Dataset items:
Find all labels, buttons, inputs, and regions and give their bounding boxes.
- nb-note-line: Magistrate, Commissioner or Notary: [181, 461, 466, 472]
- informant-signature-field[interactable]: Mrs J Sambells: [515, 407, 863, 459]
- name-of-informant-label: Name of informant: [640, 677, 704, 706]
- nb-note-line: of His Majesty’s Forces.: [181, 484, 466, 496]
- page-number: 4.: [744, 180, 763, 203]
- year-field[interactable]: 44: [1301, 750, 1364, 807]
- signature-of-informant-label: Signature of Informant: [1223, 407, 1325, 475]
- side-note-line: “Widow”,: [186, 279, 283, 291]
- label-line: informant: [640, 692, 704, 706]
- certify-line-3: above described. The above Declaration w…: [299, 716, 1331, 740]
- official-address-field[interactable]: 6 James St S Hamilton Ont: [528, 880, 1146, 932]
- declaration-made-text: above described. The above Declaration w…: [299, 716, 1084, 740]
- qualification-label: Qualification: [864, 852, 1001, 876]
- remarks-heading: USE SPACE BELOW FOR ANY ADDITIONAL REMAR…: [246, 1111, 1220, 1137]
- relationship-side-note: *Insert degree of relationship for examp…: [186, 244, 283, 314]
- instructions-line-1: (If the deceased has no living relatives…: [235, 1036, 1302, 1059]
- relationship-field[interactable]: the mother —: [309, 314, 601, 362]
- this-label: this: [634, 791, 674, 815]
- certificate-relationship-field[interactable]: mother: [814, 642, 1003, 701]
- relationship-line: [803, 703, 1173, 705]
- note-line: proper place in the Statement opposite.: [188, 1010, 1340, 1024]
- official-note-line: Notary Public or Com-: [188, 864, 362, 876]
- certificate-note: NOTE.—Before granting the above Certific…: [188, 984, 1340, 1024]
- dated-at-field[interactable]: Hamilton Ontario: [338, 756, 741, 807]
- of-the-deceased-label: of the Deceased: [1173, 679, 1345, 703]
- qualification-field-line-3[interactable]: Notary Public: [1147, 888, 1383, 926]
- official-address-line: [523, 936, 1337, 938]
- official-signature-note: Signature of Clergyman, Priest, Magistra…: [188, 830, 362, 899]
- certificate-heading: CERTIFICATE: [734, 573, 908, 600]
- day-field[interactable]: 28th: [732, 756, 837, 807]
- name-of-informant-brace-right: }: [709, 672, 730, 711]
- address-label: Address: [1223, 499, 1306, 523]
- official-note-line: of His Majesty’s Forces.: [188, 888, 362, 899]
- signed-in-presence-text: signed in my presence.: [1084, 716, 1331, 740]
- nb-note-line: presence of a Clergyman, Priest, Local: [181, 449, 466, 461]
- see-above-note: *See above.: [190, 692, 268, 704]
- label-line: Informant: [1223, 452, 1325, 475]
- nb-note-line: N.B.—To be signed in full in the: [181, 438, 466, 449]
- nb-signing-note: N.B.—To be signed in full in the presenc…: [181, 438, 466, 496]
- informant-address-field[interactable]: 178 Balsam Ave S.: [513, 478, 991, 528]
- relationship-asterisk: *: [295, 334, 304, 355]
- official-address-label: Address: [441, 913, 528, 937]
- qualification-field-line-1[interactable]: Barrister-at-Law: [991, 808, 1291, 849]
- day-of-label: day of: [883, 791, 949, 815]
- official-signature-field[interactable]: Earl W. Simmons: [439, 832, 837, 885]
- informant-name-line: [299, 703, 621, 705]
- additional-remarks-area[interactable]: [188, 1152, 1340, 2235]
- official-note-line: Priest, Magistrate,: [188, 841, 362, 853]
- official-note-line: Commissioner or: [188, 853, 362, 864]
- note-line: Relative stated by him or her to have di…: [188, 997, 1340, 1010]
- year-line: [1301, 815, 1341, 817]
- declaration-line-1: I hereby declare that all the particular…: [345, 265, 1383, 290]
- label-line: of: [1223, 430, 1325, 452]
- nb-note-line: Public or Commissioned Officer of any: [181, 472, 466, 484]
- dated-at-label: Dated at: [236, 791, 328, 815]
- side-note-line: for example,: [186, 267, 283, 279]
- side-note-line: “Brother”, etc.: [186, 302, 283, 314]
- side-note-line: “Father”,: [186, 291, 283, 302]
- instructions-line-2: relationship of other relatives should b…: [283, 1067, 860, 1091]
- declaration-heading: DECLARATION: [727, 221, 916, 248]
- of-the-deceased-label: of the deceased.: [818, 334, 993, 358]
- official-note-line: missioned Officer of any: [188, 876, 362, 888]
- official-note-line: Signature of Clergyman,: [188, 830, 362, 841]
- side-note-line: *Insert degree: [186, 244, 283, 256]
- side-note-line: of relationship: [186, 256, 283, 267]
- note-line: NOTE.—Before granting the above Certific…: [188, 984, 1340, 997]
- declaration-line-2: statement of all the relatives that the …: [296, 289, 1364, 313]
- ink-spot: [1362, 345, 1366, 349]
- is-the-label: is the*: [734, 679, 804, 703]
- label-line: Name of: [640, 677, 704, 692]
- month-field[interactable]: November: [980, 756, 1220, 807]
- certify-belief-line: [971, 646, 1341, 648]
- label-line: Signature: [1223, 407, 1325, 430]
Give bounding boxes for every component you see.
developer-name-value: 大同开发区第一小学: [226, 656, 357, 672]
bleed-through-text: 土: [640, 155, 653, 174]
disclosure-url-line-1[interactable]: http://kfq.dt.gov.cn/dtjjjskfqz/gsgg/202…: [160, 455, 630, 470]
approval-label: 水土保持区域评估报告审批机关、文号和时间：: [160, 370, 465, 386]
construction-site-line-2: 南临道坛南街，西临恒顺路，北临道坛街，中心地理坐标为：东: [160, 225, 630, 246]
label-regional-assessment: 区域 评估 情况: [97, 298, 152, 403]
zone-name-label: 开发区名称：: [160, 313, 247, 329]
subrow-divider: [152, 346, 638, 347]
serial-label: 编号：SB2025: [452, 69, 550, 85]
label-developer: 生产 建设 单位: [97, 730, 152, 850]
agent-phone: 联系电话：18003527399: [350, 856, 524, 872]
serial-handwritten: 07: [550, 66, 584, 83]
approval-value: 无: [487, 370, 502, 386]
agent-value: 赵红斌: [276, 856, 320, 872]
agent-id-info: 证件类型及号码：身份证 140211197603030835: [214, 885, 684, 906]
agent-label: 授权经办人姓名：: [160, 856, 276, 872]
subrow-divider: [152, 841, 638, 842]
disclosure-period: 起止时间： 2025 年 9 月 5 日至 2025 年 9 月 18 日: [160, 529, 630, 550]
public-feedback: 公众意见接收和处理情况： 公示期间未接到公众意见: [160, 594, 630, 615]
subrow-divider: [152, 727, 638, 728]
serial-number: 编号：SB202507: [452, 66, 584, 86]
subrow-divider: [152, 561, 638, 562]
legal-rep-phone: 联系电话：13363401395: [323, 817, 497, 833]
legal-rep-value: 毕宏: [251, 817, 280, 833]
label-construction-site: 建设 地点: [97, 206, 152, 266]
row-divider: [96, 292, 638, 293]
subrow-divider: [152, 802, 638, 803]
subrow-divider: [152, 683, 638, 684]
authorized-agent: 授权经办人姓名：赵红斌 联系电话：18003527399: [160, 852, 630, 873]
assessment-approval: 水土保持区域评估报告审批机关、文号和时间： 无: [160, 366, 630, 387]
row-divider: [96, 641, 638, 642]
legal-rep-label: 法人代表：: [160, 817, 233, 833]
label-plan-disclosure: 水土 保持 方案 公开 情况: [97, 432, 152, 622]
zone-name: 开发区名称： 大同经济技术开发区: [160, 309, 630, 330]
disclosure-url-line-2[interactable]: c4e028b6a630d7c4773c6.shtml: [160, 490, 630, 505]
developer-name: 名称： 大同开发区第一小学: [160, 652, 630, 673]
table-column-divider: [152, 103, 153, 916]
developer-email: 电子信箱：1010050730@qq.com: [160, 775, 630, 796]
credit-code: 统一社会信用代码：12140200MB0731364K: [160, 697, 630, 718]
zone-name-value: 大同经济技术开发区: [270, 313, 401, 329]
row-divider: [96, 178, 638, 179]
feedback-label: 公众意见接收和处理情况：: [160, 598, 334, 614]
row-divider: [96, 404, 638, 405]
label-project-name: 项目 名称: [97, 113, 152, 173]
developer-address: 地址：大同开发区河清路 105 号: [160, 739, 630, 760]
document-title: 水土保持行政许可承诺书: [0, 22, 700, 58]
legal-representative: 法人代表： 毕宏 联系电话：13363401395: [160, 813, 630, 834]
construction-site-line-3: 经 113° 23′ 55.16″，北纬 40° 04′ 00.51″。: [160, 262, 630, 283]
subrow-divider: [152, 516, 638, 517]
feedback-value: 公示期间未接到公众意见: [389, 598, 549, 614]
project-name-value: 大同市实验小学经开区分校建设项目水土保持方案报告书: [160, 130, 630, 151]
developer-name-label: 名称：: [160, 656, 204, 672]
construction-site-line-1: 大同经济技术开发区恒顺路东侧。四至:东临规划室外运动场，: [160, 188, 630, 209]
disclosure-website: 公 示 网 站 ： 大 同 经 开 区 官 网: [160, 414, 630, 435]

### DIRECTIVE
Report each line of the records above that includes the word "Officer".

### RESULT FOR THIS TASK
- nb-note-line: Public or Commissioned Officer of any: [181, 472, 466, 484]
- official-note-line: missioned Officer of any: [188, 876, 362, 888]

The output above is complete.